• TASK OBJECTIVE:
In the methods text below, for how long were the samples boiled in 2xSDS-PAGE sample buffer, and at what temperature?

• TEXT PROVIDED:
◆ ◆ ◆ ◆ ◆

Immunoprecipitations—HEK 293 cells were harvested and washed two times with PBS (–) at 24 h following transfection of FLAG and Myc tag-fused expression vectors by Polyfect (Qiagen). The transfected cells were lysed in TNE buffer (10 mM Tris-HCl (pH 7.9), 150 mM NaCl, 1 mM EDTA) containing 1% Nonidet P-40 and a protease inhibitor mixture (Roche Diagnostics). Proteins in the cell lysate were precipitated with anti-FLAG M2-Agarose (Sigma) for 1 h at 4 °C. Immunocomplexes were washed five times with TNE buffer and were then eluted by 3xFLAG peptide (Sigma). Supernatants were suspended in 2xSDS-PAGE sample buffer (100 mM Tris-HCl (pH 6.8), 4% SDS, 20% glycerol, 0.2% bromphenol blue, 200 mM dithiothreitol) and boiled for 2 min at 95 °C. Equal quantities of protein extracts of the samples were separated by SDS-PAGE and analyzed by Western blotting.

Western Blotting—Cellular proteins separated by SDS-PAGE were transferred to Immobilon membrane (Nihon Millipore, Tokyo, Japan) by transfer blot (Bio-Rad Laboratories). Membranes were blocked with 5% nonfat milk in Tris-buffered saline containing 0.1% Tween 20 at room temperature for 1 h and washed with Tris-buffered saline containing 0.1% Tween 20 buffer. FLAG- or Myc-tagged DP-1 isoforms and E2F1 proteins were detected using mouse monoclonal anti-FLAG M2 antibody (Sigma, 1:1,000 dilution) or mouse monoclonal anti-c-Myc antibody (1:1,000, Santa Cruz Biotechnology, Santa Cruz, CA) and peroxidase-conjugated rabbit anti-mouse IgG (1:1,000, Dako Japan, Kyoto, Japan). The ECL Plus detection system (Amersham Biosciences) was used. Hyperfilm was exposed for 15 s to 10 min. Western blot assays were performed as described previously (24).

Endogenouse DP-1 isoforms were detected using rabbit polyclonal anti-DP-1 antibody (1:1,000, sc-610, Santa Cruz Biotechnology) and alkaline phosphatase goat anti-rabbit IgG (1:1,000, Zymed Laboratories Inc., South San Francisco, CA). CDP-Star (Roche Applied Science, 1:200 dilution) in detection buffer (100 mM Tris-HCl, 100 mM NaCl) was used for detection. Hyperfilm was exposed for 4 min. Western blot assays were performed as described previously (24).

◆ ◆ ◆ ◆ ◆

• DATA LISTING:
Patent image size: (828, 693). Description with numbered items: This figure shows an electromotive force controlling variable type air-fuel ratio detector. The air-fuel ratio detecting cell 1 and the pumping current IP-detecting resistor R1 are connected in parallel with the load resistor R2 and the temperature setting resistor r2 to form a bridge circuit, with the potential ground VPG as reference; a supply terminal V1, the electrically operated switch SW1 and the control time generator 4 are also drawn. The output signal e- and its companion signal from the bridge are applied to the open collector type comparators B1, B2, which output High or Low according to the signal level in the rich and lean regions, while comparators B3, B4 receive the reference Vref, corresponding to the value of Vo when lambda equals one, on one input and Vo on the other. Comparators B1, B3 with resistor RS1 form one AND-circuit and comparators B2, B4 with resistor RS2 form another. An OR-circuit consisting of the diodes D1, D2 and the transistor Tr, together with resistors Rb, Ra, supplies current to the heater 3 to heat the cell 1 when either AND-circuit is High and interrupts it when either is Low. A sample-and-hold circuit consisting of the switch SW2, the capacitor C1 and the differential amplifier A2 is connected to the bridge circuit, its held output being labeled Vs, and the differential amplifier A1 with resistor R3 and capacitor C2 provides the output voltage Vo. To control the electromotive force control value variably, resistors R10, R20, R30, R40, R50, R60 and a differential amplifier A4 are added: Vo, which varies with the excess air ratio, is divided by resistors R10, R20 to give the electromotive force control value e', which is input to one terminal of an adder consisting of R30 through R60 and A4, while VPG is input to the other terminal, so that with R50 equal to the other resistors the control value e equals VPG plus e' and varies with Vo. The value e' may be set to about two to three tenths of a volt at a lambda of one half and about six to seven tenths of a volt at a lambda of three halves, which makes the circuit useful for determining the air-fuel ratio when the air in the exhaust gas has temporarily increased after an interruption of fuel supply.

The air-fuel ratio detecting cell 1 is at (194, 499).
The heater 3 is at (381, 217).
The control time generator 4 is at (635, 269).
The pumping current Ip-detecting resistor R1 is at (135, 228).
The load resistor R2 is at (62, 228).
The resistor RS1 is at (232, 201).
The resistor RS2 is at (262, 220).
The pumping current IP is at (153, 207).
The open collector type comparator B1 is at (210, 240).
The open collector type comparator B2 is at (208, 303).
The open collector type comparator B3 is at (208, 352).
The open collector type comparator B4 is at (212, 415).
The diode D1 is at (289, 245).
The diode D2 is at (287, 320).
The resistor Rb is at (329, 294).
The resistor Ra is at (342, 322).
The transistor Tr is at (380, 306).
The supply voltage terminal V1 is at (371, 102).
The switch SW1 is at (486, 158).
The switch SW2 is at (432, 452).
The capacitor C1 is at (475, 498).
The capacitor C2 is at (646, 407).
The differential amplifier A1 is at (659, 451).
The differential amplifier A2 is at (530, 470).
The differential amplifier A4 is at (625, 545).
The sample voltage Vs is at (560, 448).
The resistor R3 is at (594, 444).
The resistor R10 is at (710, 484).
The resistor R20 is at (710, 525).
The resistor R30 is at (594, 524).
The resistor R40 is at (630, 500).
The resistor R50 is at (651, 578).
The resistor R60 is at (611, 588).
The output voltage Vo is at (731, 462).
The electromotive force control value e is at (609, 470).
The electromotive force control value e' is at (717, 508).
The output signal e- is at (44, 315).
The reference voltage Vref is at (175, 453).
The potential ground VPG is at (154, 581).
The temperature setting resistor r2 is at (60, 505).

◆ ◆ ◆ ◆ ◆

• ANSWER AREA:
For 2 minutes at 95 °C.